__Task to complete__
Which lines in the material below contain the word "name"? Copy each of them.
###
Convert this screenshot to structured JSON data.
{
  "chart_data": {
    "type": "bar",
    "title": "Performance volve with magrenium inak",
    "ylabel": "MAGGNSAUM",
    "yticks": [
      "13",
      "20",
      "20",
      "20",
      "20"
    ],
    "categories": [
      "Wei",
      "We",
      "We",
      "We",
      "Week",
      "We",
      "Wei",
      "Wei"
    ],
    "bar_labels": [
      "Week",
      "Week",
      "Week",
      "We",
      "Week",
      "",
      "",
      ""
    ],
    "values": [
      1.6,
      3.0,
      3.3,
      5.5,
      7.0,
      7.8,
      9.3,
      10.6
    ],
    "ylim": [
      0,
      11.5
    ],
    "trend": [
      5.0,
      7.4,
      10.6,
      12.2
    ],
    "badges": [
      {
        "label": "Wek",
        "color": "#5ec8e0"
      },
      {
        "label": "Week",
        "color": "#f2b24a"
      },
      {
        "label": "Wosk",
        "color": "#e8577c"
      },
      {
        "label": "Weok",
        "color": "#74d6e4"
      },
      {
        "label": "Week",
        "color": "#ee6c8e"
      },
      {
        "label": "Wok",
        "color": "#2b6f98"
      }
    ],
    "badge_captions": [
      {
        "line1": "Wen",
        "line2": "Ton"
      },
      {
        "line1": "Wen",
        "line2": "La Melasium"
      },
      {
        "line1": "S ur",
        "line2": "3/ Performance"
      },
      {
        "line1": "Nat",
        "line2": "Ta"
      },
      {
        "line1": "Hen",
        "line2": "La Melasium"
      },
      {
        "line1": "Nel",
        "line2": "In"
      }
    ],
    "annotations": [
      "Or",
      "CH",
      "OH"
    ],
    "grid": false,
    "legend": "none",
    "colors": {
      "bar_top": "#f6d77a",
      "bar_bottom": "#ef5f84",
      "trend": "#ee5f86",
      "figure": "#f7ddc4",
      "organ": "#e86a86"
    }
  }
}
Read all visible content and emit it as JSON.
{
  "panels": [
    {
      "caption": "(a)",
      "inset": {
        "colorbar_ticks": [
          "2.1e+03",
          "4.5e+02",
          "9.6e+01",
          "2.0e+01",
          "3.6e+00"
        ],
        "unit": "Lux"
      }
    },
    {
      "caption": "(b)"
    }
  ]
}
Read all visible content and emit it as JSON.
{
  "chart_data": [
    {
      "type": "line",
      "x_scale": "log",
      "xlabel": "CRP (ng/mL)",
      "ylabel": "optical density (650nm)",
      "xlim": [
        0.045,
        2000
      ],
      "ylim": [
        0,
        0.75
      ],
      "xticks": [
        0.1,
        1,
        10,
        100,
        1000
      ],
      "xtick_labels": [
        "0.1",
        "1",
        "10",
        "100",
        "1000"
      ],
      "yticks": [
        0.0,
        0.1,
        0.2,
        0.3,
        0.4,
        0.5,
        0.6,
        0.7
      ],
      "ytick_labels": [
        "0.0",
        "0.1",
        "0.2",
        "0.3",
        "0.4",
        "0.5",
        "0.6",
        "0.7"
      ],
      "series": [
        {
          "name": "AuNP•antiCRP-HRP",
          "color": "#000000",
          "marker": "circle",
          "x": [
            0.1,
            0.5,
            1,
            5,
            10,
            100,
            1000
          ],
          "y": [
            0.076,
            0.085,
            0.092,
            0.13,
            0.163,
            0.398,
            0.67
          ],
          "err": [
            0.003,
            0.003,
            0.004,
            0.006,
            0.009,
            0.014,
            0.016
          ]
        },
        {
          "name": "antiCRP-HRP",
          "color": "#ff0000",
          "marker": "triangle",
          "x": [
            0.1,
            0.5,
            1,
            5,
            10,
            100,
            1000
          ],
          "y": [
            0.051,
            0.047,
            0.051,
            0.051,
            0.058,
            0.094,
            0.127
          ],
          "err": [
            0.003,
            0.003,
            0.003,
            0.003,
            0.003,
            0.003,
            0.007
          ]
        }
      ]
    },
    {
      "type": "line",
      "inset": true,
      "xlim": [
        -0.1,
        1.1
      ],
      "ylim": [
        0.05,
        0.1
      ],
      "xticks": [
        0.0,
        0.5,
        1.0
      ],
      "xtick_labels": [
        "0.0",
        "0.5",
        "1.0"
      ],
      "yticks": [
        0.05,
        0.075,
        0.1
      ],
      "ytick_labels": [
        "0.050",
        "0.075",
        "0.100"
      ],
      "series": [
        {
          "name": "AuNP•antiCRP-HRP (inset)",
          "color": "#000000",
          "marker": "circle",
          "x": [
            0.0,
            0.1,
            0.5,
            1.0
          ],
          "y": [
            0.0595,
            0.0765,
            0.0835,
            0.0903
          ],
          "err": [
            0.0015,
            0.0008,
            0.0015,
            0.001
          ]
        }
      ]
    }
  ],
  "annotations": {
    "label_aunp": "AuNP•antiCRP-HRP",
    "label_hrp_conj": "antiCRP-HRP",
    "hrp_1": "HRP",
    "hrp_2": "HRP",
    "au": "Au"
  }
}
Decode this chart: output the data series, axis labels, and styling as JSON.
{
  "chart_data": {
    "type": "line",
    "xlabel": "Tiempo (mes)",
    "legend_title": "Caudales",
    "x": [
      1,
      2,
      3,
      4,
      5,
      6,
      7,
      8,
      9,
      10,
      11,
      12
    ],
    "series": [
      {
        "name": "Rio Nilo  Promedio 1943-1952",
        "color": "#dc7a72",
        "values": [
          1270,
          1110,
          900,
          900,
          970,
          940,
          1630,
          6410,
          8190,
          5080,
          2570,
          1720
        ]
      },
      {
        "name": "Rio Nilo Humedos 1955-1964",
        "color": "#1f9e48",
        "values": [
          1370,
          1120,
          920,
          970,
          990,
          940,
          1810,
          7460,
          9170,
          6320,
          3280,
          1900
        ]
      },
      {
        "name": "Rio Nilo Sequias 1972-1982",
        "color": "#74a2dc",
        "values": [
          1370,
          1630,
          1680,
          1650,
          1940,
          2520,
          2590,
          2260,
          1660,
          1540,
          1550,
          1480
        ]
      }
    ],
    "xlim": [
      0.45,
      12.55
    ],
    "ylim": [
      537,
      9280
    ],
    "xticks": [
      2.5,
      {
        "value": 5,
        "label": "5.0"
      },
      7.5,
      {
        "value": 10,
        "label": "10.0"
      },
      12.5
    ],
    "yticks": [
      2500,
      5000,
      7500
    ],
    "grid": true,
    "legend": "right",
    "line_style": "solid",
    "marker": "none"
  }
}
###
__Task output__
          "name": "AuNP•antiCRP-HRP",
          "name": "antiCRP-HRP",
          "name": "AuNP•antiCRP-HRP (inset)",
        "name": "Rio Nilo  Promedio 1943-1952",
        "name": "Rio Nilo Humedos 1955-1964",
        "name": "Rio Nilo Sequias 1972-1982",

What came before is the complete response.